▶ The exercise: Check each line of the data for "training" and select those that have it.

▶ Exercise inputs:

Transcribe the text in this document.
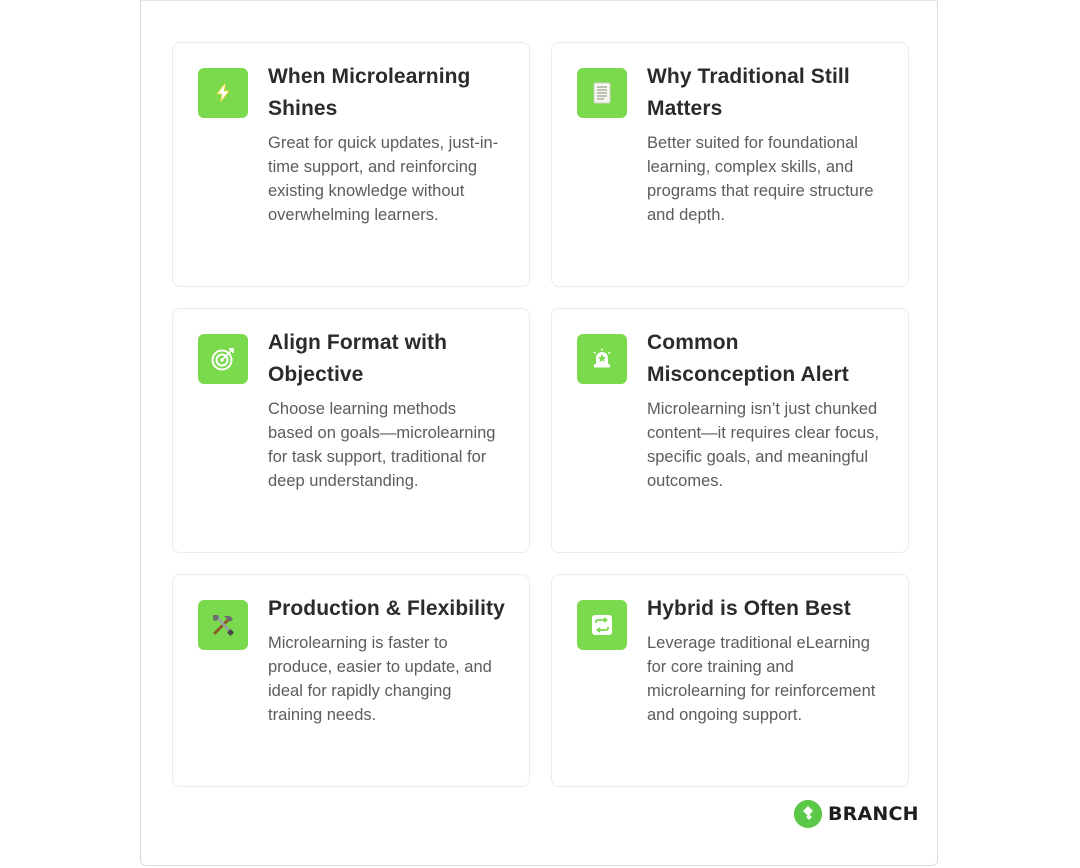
When Microlearning Shines
Great for quick updates, just-in-time support, and reinforcing existing knowledge without overwhelming learners.
Why Traditional Still Matters
Better suited for foundational learning, complex skills, and programs that require structure and depth.
Align Format with Objective
Choose learning methods based on goals—microlearning for task support, traditional for deep understanding.
Common Misconception Alert
Microlearning isn’t just chunked content—it requires clear focus, specific goals, and meaningful outcomes.
Production & Flexibility
Microlearning is faster to produce, easier to update, and ideal for rapidly changing training needs.
Hybrid is Often Best
Leverage traditional eLearning for core training and microlearning for reinforcement and ongoing support.
BRANCH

▶ Answer to this problem:
Microlearning is faster to produce, easier to update, and ideal for rapidly changing training needs.
Leverage traditional eLearning for core training and microlearning for reinforcement and ongoing support.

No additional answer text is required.